-- BEGIN DATA RECORDS --

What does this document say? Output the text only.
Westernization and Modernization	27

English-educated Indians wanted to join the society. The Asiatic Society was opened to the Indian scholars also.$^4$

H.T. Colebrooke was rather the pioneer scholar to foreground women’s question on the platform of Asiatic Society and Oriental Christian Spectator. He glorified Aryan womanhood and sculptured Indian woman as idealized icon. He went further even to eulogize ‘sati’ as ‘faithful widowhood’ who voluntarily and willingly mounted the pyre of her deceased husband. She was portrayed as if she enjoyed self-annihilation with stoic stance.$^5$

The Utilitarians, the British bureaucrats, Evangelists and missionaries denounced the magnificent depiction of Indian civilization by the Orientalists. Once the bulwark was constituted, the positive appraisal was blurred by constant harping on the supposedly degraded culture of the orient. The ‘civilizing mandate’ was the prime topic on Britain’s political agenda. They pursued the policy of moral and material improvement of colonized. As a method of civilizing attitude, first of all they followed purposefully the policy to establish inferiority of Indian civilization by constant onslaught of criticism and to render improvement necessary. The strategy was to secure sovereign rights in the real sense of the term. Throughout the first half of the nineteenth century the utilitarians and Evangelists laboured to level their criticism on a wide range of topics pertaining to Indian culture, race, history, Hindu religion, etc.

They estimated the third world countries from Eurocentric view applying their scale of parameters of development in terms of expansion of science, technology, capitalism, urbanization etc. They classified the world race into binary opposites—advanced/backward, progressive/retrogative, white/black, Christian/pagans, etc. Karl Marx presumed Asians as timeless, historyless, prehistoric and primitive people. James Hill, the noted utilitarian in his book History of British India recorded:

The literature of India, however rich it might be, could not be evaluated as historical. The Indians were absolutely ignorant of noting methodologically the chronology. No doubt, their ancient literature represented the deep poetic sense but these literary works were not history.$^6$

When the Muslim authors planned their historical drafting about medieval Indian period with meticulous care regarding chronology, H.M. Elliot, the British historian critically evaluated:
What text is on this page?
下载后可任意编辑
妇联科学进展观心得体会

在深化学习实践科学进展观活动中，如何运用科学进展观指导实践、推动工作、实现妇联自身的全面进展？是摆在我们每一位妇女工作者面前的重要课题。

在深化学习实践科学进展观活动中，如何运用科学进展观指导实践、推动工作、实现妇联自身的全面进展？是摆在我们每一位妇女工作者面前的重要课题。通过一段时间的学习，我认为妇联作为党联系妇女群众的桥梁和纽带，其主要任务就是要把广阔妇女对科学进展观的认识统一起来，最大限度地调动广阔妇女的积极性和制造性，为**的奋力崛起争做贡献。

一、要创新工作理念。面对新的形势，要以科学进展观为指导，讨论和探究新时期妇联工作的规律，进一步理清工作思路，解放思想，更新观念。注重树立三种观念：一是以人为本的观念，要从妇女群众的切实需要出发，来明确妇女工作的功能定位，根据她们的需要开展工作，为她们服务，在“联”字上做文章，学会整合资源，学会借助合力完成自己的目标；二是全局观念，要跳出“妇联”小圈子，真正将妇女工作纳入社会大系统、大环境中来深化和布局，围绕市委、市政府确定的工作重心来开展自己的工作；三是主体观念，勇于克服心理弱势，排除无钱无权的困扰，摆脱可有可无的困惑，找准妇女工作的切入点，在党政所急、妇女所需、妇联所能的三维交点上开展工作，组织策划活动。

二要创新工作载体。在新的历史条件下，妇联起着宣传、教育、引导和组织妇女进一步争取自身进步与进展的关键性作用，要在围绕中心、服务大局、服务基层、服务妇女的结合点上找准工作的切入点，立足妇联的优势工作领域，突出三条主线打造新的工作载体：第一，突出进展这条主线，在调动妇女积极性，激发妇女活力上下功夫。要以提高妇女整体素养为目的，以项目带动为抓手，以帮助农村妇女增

-- END DATA RECORDS --
-- BEGIN DATA RECORDS --

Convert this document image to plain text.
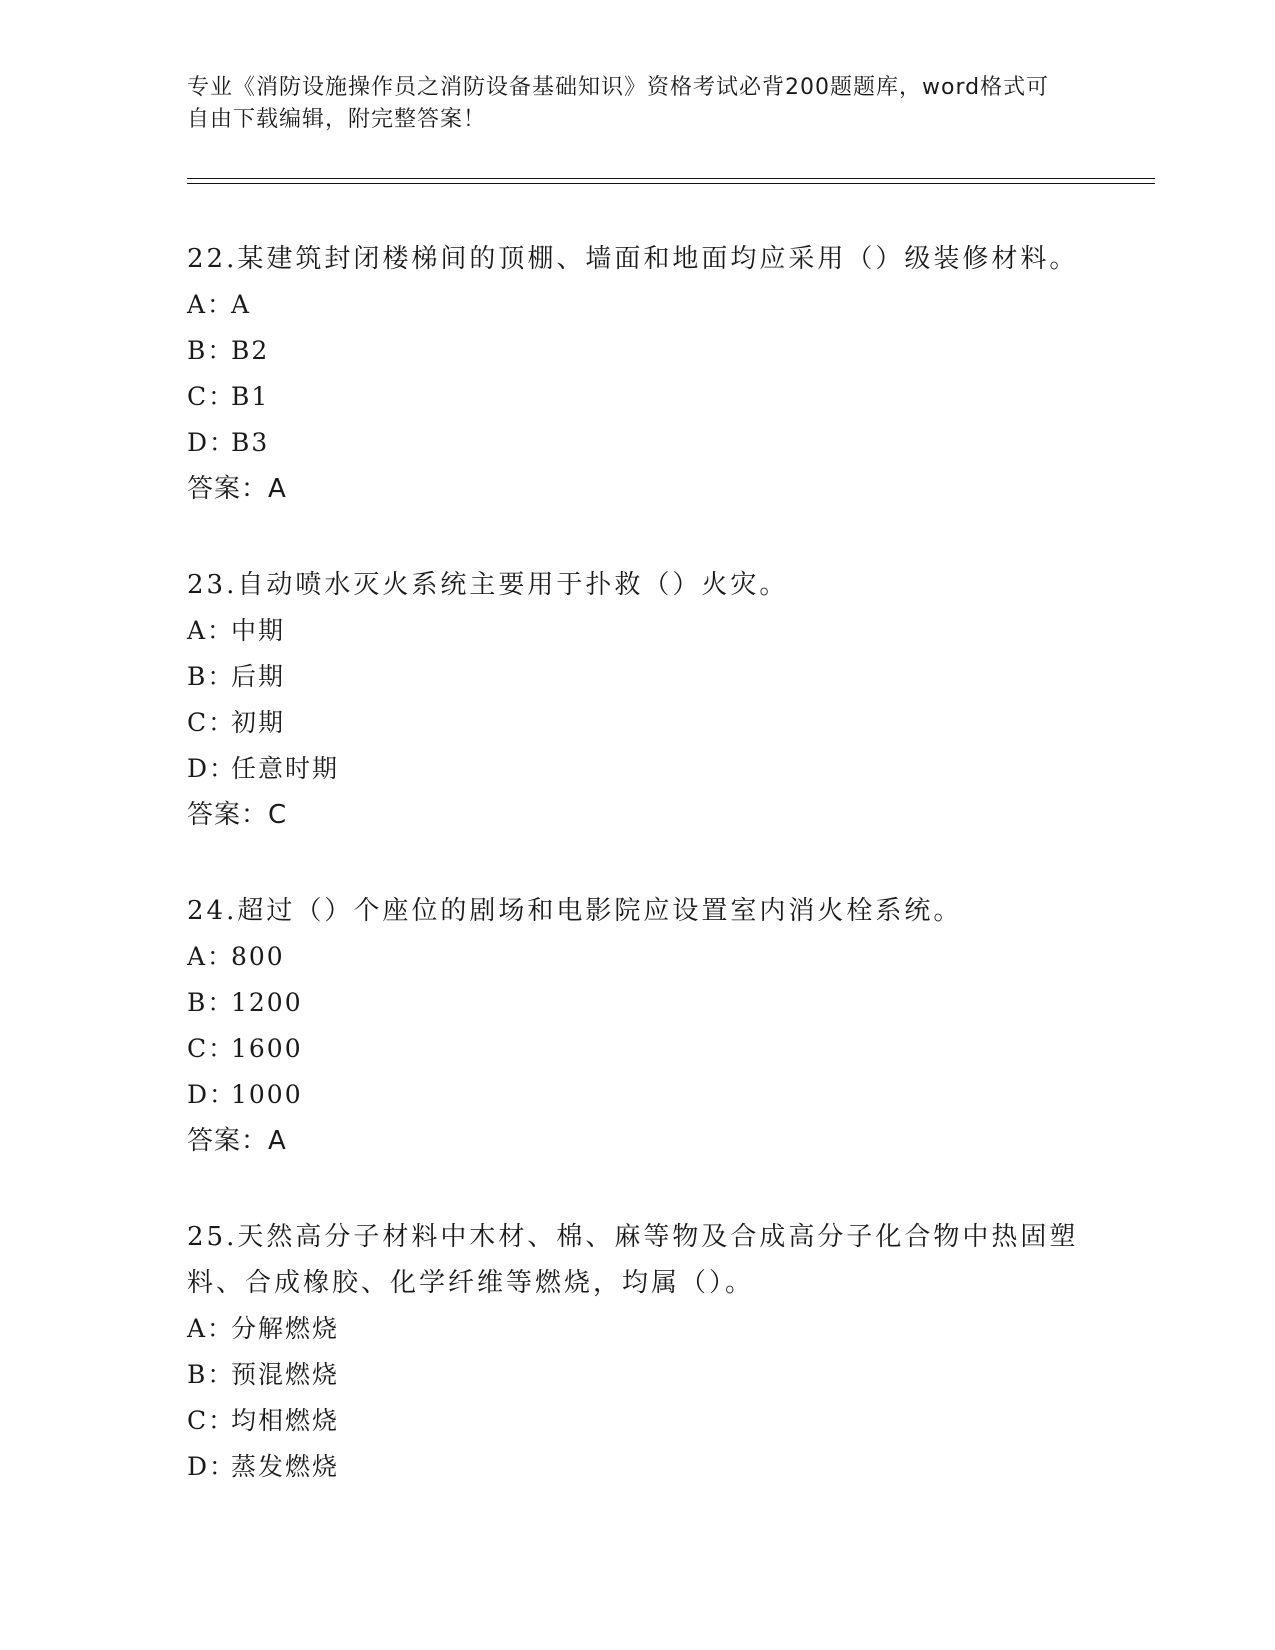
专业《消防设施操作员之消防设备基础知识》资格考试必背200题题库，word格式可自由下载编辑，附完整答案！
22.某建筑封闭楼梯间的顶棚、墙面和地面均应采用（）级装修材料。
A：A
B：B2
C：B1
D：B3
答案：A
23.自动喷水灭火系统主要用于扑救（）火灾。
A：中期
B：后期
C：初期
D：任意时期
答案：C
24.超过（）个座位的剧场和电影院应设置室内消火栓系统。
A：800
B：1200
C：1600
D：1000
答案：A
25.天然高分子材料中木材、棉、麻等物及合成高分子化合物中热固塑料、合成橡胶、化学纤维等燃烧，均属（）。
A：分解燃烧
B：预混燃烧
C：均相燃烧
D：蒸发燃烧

-- END DATA RECORDS --
-- BEGIN DATA RECORDS --

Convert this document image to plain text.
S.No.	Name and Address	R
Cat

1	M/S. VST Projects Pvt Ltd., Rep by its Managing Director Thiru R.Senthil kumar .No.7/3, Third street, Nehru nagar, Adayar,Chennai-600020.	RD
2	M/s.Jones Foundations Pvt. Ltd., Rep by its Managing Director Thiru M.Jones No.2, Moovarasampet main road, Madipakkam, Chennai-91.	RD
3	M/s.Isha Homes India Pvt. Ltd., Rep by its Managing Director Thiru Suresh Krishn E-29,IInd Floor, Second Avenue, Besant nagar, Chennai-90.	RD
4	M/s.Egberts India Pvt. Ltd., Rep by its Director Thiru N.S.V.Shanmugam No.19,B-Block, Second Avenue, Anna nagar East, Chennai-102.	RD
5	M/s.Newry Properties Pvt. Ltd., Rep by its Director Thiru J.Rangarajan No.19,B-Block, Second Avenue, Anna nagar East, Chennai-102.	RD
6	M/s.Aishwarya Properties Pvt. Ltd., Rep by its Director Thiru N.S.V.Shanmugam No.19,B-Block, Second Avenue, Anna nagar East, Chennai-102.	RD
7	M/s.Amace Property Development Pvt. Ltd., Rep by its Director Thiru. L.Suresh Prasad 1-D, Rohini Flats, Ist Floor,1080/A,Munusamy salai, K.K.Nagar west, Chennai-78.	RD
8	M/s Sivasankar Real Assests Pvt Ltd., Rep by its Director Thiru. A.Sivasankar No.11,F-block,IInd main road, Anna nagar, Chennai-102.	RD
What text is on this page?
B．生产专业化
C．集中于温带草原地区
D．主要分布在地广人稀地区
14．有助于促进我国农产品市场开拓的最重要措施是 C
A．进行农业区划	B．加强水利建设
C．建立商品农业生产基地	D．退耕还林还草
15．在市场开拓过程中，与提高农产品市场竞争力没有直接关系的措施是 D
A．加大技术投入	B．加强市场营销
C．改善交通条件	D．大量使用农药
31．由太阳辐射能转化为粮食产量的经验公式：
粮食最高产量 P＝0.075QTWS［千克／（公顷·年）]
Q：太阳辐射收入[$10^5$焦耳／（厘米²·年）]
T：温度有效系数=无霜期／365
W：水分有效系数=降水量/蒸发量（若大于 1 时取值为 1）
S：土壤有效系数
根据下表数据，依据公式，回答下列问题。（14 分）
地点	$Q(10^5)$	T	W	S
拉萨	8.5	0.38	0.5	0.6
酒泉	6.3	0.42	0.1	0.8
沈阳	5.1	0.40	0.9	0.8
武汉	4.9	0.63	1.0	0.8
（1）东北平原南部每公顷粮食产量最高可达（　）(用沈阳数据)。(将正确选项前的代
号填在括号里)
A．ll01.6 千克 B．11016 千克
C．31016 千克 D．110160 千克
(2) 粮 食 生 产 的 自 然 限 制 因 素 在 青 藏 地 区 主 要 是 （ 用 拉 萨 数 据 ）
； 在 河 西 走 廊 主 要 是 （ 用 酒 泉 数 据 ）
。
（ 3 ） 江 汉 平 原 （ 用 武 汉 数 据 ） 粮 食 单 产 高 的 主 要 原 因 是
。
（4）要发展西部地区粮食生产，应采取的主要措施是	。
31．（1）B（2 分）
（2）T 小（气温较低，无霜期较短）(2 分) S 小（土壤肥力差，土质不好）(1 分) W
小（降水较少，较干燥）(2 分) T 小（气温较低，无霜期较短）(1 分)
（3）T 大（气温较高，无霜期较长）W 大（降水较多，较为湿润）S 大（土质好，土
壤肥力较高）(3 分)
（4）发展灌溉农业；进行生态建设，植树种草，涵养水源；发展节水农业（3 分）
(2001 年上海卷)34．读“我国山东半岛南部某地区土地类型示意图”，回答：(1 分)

-- END DATA RECORDS --

From the records above, how many lines include the word "Asiatic"? Only the number is wanted.

THE OUTPUT: 2